Task requirements ::
Retype the material below. Keep every word exactly as it is.
(begin)
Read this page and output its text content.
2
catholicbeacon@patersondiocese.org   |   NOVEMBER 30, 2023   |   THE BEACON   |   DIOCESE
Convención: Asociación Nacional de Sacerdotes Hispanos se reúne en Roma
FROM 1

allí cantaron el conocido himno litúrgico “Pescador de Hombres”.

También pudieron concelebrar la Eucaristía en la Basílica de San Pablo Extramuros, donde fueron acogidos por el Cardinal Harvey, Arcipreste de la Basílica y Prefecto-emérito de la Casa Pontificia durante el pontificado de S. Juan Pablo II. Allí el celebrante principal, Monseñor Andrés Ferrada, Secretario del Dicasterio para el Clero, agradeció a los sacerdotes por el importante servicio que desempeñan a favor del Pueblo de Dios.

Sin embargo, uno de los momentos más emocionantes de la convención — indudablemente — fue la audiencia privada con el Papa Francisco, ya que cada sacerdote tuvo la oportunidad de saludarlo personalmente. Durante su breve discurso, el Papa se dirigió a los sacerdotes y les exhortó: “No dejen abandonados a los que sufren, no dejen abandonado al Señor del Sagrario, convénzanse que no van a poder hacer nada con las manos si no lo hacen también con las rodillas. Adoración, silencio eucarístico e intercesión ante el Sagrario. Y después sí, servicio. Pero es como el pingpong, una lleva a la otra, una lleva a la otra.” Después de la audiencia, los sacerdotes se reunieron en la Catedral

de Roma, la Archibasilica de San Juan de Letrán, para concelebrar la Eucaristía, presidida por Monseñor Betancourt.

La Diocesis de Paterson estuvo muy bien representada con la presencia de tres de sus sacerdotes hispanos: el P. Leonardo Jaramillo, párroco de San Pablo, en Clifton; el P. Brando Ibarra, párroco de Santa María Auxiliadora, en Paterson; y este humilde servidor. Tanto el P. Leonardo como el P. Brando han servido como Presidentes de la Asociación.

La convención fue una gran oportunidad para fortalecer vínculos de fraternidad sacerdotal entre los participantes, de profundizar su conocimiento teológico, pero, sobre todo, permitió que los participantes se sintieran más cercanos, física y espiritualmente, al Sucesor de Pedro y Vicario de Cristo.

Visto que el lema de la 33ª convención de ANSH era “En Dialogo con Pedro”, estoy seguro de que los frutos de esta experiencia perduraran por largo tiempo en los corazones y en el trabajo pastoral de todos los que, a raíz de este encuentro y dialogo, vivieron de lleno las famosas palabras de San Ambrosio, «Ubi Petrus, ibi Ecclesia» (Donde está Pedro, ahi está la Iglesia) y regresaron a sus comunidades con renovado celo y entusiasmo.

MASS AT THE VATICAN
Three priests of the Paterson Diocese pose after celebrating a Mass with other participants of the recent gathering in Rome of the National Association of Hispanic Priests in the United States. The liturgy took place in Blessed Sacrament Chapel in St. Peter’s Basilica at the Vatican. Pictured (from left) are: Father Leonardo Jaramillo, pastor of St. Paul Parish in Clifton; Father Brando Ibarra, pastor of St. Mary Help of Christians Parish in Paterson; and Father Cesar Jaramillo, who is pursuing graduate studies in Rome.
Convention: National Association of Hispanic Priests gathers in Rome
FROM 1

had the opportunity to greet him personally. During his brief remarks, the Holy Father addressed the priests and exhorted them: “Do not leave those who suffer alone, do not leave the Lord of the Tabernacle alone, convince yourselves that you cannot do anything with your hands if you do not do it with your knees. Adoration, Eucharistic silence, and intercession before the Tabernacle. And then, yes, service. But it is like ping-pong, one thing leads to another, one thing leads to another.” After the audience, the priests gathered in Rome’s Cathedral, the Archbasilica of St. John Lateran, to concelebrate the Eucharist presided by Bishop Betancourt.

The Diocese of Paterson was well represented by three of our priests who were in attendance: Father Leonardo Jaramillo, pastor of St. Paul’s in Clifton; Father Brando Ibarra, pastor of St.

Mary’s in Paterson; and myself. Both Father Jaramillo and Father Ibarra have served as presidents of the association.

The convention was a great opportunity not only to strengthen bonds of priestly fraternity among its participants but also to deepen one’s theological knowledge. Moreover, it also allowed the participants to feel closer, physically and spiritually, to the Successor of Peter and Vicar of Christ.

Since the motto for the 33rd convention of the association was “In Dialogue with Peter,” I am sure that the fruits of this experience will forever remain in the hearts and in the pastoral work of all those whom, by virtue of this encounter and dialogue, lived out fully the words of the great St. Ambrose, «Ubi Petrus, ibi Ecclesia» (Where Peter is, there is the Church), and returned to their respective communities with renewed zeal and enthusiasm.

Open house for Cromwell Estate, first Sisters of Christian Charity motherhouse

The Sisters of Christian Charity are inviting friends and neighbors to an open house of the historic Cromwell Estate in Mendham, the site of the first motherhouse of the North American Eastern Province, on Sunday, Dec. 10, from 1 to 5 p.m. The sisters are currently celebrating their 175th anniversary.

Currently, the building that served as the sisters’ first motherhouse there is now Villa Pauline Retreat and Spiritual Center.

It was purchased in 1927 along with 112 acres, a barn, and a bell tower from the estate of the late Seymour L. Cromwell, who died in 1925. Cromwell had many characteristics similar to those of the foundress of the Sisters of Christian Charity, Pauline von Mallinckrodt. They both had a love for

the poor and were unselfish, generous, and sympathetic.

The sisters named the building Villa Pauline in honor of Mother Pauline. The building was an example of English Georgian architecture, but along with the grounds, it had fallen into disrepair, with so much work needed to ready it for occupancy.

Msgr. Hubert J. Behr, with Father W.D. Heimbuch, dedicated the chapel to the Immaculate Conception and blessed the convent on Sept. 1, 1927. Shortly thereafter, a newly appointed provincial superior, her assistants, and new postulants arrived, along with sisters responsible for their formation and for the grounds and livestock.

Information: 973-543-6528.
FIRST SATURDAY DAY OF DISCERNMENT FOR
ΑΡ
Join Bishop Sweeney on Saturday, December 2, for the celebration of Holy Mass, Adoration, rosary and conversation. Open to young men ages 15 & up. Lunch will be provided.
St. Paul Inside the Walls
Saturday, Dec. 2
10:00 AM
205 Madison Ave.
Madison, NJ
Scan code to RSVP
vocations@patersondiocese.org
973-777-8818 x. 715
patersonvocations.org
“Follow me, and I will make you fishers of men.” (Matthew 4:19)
(end)
Solution for this problem ::
Read this page and output its text content.
2
catholicbeacon@patersondiocese.org   |   NOVEMBER 30, 2023   |   THE BEACON   |   DIOCESE
Convención: Asociación Nacional de Sacerdotes Hispanos se reúne en Roma
FROM 1

allí cantaron el conocido himno litúrgico “Pescador de Hombres”.

También pudieron concelebrar la Eucaristía en la Basílica de San Pablo Extramuros, donde fueron acogidos por el Cardinal Harvey, Arcipreste de la Basílica y Prefecto-emérito de la Casa Pontificia durante el pontificado de S. Juan Pablo II. Allí el celebrante principal, Monseñor Andrés Ferrada, Secretario del Dicasterio para el Clero, agradeció a los sacerdotes por el importante servicio que desempeñan a favor del Pueblo de Dios.

Sin embargo, uno de los momentos más emocionantes de la convención — indudablemente — fue la audiencia privada con el Papa Francisco, ya que cada sacerdote tuvo la oportunidad de saludarlo personalmente. Durante su breve discurso, el Papa se dirigió a los sacerdotes y les exhortó: “No dejen abandonados a los que sufren, no dejen abandonado al Señor del Sagrario, convénzanse que no van a poder hacer nada con las manos si no lo hacen también con las rodillas. Adoración, silencio eucarístico e intercesión ante el Sagrario. Y después sí, servicio. Pero es como el pingpong, una lleva a la otra, una lleva a la otra.” Después de la audiencia, los sacerdotes se reunieron en la Catedral

de Roma, la Archibasilica de San Juan de Letrán, para concelebrar la Eucaristía, presidida por Monseñor Betancourt.

La Diocesis de Paterson estuvo muy bien representada con la presencia de tres de sus sacerdotes hispanos: el P. Leonardo Jaramillo, párroco de San Pablo, en Clifton; el P. Brando Ibarra, párroco de Santa María Auxiliadora, en Paterson; y este humilde servidor. Tanto el P. Leonardo como el P. Brando han servido como Presidentes de la Asociación.

La convención fue una gran oportunidad para fortalecer vínculos de fraternidad sacerdotal entre los participantes, de profundizar su conocimiento teológico, pero, sobre todo, permitió que los participantes se sintieran más cercanos, física y espiritualmente, al Sucesor de Pedro y Vicario de Cristo.

Visto que el lema de la 33ª convención de ANSH era “En Dialogo con Pedro”, estoy seguro de que los frutos de esta experiencia perduraran por largo tiempo en los corazones y en el trabajo pastoral de todos los que, a raíz de este encuentro y dialogo, vivieron de lleno las famosas palabras de San Ambrosio, «Ubi Petrus, ibi Ecclesia» (Donde está Pedro, ahi está la Iglesia) y regresaron a sus comunidades con renovado celo y entusiasmo.

MASS AT THE VATICAN
Three priests of the Paterson Diocese pose after celebrating a Mass with other participants of the recent gathering in Rome of the National Association of Hispanic Priests in the United States. The liturgy took place in Blessed Sacrament Chapel in St. Peter’s Basilica at the Vatican. Pictured (from left) are: Father Leonardo Jaramillo, pastor of St. Paul Parish in Clifton; Father Brando Ibarra, pastor of St. Mary Help of Christians Parish in Paterson; and Father Cesar Jaramillo, who is pursuing graduate studies in Rome.
Convention: National Association of Hispanic Priests gathers in Rome
FROM 1

had the opportunity to greet him personally. During his brief remarks, the Holy Father addressed the priests and exhorted them: “Do not leave those who suffer alone, do not leave the Lord of the Tabernacle alone, convince yourselves that you cannot do anything with your hands if you do not do it with your knees. Adoration, Eucharistic silence, and intercession before the Tabernacle. And then, yes, service. But it is like ping-pong, one thing leads to another, one thing leads to another.” After the audience, the priests gathered in Rome’s Cathedral, the Archbasilica of St. John Lateran, to concelebrate the Eucharist presided by Bishop Betancourt.

The Diocese of Paterson was well represented by three of our priests who were in attendance: Father Leonardo Jaramillo, pastor of St. Paul’s in Clifton; Father Brando Ibarra, pastor of St.

Mary’s in Paterson; and myself. Both Father Jaramillo and Father Ibarra have served as presidents of the association.

The convention was a great opportunity not only to strengthen bonds of priestly fraternity among its participants but also to deepen one’s theological knowledge. Moreover, it also allowed the participants to feel closer, physically and spiritually, to the Successor of Peter and Vicar of Christ.

Since the motto for the 33rd convention of the association was “In Dialogue with Peter,” I am sure that the fruits of this experience will forever remain in the hearts and in the pastoral work of all those whom, by virtue of this encounter and dialogue, lived out fully the words of the great St. Ambrose, «Ubi Petrus, ibi Ecclesia» (Where Peter is, there is the Church), and returned to their respective communities with renewed zeal and enthusiasm.

Open house for Cromwell Estate, first Sisters of Christian Charity motherhouse

The Sisters of Christian Charity are inviting friends and neighbors to an open house of the historic Cromwell Estate in Mendham, the site of the first motherhouse of the North American Eastern Province, on Sunday, Dec. 10, from 1 to 5 p.m. The sisters are currently celebrating their 175th anniversary.

Currently, the building that served as the sisters’ first motherhouse there is now Villa Pauline Retreat and Spiritual Center.

It was purchased in 1927 along with 112 acres, a barn, and a bell tower from the estate of the late Seymour L. Cromwell, who died in 1925. Cromwell had many characteristics similar to those of the foundress of the Sisters of Christian Charity, Pauline von Mallinckrodt. They both had a love for

the poor and were unselfish, generous, and sympathetic.

The sisters named the building Villa Pauline in honor of Mother Pauline. The building was an example of English Georgian architecture, but along with the grounds, it had fallen into disrepair, with so much work needed to ready it for occupancy.

Msgr. Hubert J. Behr, with Father W.D. Heimbuch, dedicated the chapel to the Immaculate Conception and blessed the convent on Sept. 1, 1927. Shortly thereafter, a newly appointed provincial superior, her assistants, and new postulants arrived, along with sisters responsible for their formation and for the grounds and livestock.

Information: 973-543-6528.
FIRST SATURDAY DAY OF DISCERNMENT FOR
ΑΡ
Join Bishop Sweeney on Saturday, December 2, for the celebration of Holy Mass, Adoration, rosary and conversation. Open to young men ages 15 & up. Lunch will be provided.
St. Paul Inside the Walls
Saturday, Dec. 2
10:00 AM
205 Madison Ave.
Madison, NJ
Scan code to RSVP
vocations@patersondiocese.org
973-777-8818 x. 715
patersonvocations.org
“Follow me, and I will make you fishers of men.” (Matthew 4:19)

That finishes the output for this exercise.